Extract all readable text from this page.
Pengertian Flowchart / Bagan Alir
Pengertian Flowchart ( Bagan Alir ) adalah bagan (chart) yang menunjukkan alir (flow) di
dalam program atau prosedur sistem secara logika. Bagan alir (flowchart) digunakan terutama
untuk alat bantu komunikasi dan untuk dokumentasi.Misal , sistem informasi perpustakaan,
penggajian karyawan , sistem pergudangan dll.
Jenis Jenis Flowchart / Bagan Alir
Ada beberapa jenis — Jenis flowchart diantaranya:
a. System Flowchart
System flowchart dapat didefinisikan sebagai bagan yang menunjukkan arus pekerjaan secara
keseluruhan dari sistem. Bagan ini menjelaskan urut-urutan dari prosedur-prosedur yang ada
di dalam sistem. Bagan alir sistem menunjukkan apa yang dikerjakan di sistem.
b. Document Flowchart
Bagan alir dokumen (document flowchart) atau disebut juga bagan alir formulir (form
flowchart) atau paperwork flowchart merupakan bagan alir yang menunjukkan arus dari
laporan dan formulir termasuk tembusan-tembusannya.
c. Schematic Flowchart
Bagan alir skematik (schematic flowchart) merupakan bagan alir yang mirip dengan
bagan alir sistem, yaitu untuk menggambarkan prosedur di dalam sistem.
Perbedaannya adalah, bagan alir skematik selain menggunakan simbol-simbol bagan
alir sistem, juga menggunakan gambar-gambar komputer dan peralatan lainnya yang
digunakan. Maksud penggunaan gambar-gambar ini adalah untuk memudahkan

━━━━━━━━━━

Output all records verbatim.

Extract all readable text from this page.
Pengertian Flowchart / Bagan Alir
Pengertian Flowchart ( Bagan Alir ) adalah bagan (chart) yang menunjukkan alir (flow) di
dalam program atau prosedur sistem secara logika. Bagan alir (flowchart) digunakan terutama
untuk alat bantu komunikasi dan untuk dokumentasi.Misal , sistem informasi perpustakaan,
penggajian karyawan , sistem pergudangan dll.
Jenis Jenis Flowchart / Bagan Alir
Ada beberapa jenis — Jenis flowchart diantaranya:
a. System Flowchart
System flowchart dapat didefinisikan sebagai bagan yang menunjukkan arus pekerjaan secara
keseluruhan dari sistem. Bagan ini menjelaskan urut-urutan dari prosedur-prosedur yang ada
di dalam sistem. Bagan alir sistem menunjukkan apa yang dikerjakan di sistem.
b. Document Flowchart
Bagan alir dokumen (document flowchart) atau disebut juga bagan alir formulir (form
flowchart) atau paperwork flowchart merupakan bagan alir yang menunjukkan arus dari
laporan dan formulir termasuk tembusan-tembusannya.
c. Schematic Flowchart
Bagan alir skematik (schematic flowchart) merupakan bagan alir yang mirip dengan
bagan alir sistem, yaitu untuk menggambarkan prosedur di dalam sistem.
Perbedaannya adalah, bagan alir skematik selain menggunakan simbol-simbol bagan
alir sistem, juga menggunakan gambar-gambar komputer dan peralatan lainnya yang
digunakan. Maksud penggunaan gambar-gambar ini adalah untuk memudahkan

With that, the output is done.